● **Task instructions**:
Send back the entries below exactly as they appear.

Stored records
########

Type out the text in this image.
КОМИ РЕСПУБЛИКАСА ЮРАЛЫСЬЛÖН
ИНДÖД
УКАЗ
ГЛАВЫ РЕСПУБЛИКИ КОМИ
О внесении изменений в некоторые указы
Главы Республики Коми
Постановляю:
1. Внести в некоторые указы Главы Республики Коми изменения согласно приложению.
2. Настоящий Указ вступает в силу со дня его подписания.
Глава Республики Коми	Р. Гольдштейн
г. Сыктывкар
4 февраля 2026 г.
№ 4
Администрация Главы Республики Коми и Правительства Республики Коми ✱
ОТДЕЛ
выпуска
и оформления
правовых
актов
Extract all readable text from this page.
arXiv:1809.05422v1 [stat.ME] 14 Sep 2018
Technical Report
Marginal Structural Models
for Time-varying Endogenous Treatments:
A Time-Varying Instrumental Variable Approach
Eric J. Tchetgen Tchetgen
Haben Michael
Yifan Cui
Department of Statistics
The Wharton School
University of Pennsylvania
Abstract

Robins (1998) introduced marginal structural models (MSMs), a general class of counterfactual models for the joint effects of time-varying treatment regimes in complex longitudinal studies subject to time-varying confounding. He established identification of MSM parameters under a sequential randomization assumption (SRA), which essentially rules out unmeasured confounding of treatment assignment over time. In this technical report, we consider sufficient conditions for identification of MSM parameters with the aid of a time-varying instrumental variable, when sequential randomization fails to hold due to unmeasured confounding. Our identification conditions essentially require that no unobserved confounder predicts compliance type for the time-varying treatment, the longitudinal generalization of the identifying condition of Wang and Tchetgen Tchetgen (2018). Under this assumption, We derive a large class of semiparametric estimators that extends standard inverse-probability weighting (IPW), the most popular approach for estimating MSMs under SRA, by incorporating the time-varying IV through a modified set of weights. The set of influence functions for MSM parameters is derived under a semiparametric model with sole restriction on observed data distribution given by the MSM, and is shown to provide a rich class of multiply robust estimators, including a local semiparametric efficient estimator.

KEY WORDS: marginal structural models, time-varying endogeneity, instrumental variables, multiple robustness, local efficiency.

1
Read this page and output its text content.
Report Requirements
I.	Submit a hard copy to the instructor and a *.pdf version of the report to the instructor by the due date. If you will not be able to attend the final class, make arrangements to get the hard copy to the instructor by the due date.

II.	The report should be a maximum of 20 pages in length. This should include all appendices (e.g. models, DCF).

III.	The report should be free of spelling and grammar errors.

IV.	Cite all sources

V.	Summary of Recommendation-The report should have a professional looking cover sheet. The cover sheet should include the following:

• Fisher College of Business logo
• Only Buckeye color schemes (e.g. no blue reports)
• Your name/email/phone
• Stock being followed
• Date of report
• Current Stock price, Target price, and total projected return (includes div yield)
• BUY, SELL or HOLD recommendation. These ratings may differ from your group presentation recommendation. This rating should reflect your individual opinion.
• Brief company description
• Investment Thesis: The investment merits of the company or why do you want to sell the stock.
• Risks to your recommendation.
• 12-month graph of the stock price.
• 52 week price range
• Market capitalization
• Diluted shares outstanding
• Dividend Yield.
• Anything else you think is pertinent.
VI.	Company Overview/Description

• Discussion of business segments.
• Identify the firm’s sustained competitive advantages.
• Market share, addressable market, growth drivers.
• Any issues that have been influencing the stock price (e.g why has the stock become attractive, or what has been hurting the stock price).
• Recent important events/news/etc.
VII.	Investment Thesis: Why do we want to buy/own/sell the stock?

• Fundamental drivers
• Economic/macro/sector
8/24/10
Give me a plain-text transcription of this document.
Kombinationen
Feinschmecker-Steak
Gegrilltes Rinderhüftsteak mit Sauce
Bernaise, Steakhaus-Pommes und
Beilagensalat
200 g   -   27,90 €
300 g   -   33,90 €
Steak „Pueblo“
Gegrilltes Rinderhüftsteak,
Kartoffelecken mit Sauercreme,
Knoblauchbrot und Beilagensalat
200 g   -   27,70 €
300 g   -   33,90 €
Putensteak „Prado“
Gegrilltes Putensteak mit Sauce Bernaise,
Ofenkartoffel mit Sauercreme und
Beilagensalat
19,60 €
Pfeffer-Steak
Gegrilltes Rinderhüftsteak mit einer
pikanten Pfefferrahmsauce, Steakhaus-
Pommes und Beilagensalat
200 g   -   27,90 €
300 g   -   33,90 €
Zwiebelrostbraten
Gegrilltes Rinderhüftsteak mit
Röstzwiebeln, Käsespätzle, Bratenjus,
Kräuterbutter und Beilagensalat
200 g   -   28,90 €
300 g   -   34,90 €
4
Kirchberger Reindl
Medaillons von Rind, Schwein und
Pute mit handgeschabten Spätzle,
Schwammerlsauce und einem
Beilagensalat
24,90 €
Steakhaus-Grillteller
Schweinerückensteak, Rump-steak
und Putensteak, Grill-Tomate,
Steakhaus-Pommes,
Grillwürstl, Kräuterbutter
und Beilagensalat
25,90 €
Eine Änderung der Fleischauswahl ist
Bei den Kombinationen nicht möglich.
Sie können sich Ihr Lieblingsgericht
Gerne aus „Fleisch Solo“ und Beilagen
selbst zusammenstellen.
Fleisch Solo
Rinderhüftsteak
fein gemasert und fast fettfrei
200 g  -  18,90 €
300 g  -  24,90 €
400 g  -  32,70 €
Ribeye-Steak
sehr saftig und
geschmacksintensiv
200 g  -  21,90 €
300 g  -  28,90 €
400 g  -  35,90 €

########

● **Solution for this exercise**:
Type out the text in this image.
КОМИ РЕСПУБЛИКАСА ЮРАЛЫСЬЛÖН
ИНДÖД
УКАЗ
ГЛАВЫ РЕСПУБЛИКИ КОМИ
О внесении изменений в некоторые указы
Главы Республики Коми
Постановляю:
1. Внести в некоторые указы Главы Республики Коми изменения согласно приложению.
2. Настоящий Указ вступает в силу со дня его подписания.
Глава Республики Коми	Р. Гольдштейн
г. Сыктывкар
4 февраля 2026 г.
№ 4
Администрация Главы Республики Коми и Правительства Республики Коми ✱
ОТДЕЛ
выпуска
и оформления
правовых
актов
Extract all readable text from this page.
arXiv:1809.05422v1 [stat.ME] 14 Sep 2018
Technical Report
Marginal Structural Models
for Time-varying Endogenous Treatments:
A Time-Varying Instrumental Variable Approach
Eric J. Tchetgen Tchetgen
Haben Michael
Yifan Cui
Department of Statistics
The Wharton School
University of Pennsylvania
Abstract

Robins (1998) introduced marginal structural models (MSMs), a general class of counterfactual models for the joint effects of time-varying treatment regimes in complex longitudinal studies subject to time-varying confounding. He established identification of MSM parameters under a sequential randomization assumption (SRA), which essentially rules out unmeasured confounding of treatment assignment over time. In this technical report, we consider sufficient conditions for identification of MSM parameters with the aid of a time-varying instrumental variable, when sequential randomization fails to hold due to unmeasured confounding. Our identification conditions essentially require that no unobserved confounder predicts compliance type for the time-varying treatment, the longitudinal generalization of the identifying condition of Wang and Tchetgen Tchetgen (2018). Under this assumption, We derive a large class of semiparametric estimators that extends standard inverse-probability weighting (IPW), the most popular approach for estimating MSMs under SRA, by incorporating the time-varying IV through a modified set of weights. The set of influence functions for MSM parameters is derived under a semiparametric model with sole restriction on observed data distribution given by the MSM, and is shown to provide a rich class of multiply robust estimators, including a local semiparametric efficient estimator.

KEY WORDS: marginal structural models, time-varying endogeneity, instrumental variables, multiple robustness, local efficiency.

1
Read this page and output its text content.
Report Requirements
I.	Submit a hard copy to the instructor and a *.pdf version of the report to the instructor by the due date. If you will not be able to attend the final class, make arrangements to get the hard copy to the instructor by the due date.

II.	The report should be a maximum of 20 pages in length. This should include all appendices (e.g. models, DCF).

III.	The report should be free of spelling and grammar errors.

IV.	Cite all sources

V.	Summary of Recommendation-The report should have a professional looking cover sheet. The cover sheet should include the following:

• Fisher College of Business logo
• Only Buckeye color schemes (e.g. no blue reports)
• Your name/email/phone
• Stock being followed
• Date of report
• Current Stock price, Target price, and total projected return (includes div yield)
• BUY, SELL or HOLD recommendation. These ratings may differ from your group presentation recommendation. This rating should reflect your individual opinion.
• Brief company description
• Investment Thesis: The investment merits of the company or why do you want to sell the stock.
• Risks to your recommendation.
• 12-month graph of the stock price.
• 52 week price range
• Market capitalization
• Diluted shares outstanding
• Dividend Yield.
• Anything else you think is pertinent.
VI.	Company Overview/Description

• Discussion of business segments.
• Identify the firm’s sustained competitive advantages.
• Market share, addressable market, growth drivers.
• Any issues that have been influencing the stock price (e.g why has the stock become attractive, or what has been hurting the stock price).
• Recent important events/news/etc.
VII.	Investment Thesis: Why do we want to buy/own/sell the stock?

• Fundamental drivers
• Economic/macro/sector
8/24/10
Give me a plain-text transcription of this document.
Kombinationen
Feinschmecker-Steak
Gegrilltes Rinderhüftsteak mit Sauce
Bernaise, Steakhaus-Pommes und
Beilagensalat
200 g   -   27,90 €
300 g   -   33,90 €
Steak „Pueblo“
Gegrilltes Rinderhüftsteak,
Kartoffelecken mit Sauercreme,
Knoblauchbrot und Beilagensalat
200 g   -   27,70 €
300 g   -   33,90 €
Putensteak „Prado“
Gegrilltes Putensteak mit Sauce Bernaise,
Ofenkartoffel mit Sauercreme und
Beilagensalat
19,60 €
Pfeffer-Steak
Gegrilltes Rinderhüftsteak mit einer
pikanten Pfefferrahmsauce, Steakhaus-
Pommes und Beilagensalat
200 g   -   27,90 €
300 g   -   33,90 €
Zwiebelrostbraten
Gegrilltes Rinderhüftsteak mit
Röstzwiebeln, Käsespätzle, Bratenjus,
Kräuterbutter und Beilagensalat
200 g   -   28,90 €
300 g   -   34,90 €
4
Kirchberger Reindl
Medaillons von Rind, Schwein und
Pute mit handgeschabten Spätzle,
Schwammerlsauce und einem
Beilagensalat
24,90 €
Steakhaus-Grillteller
Schweinerückensteak, Rump-steak
und Putensteak, Grill-Tomate,
Steakhaus-Pommes,
Grillwürstl, Kräuterbutter
und Beilagensalat
25,90 €
Eine Änderung der Fleischauswahl ist
Bei den Kombinationen nicht möglich.
Sie können sich Ihr Lieblingsgericht
Gerne aus „Fleisch Solo“ und Beilagen
selbst zusammenstellen.
Fleisch Solo
Rinderhüftsteak
fein gemasert und fast fettfrei
200 g  -  18,90 €
300 g  -  24,90 €
400 g  -  32,70 €
Ribeye-Steak
sehr saftig und
geschmacksintensiv
200 g  -  21,90 €
300 g  -  28,90 €
400 g  -  35,90 €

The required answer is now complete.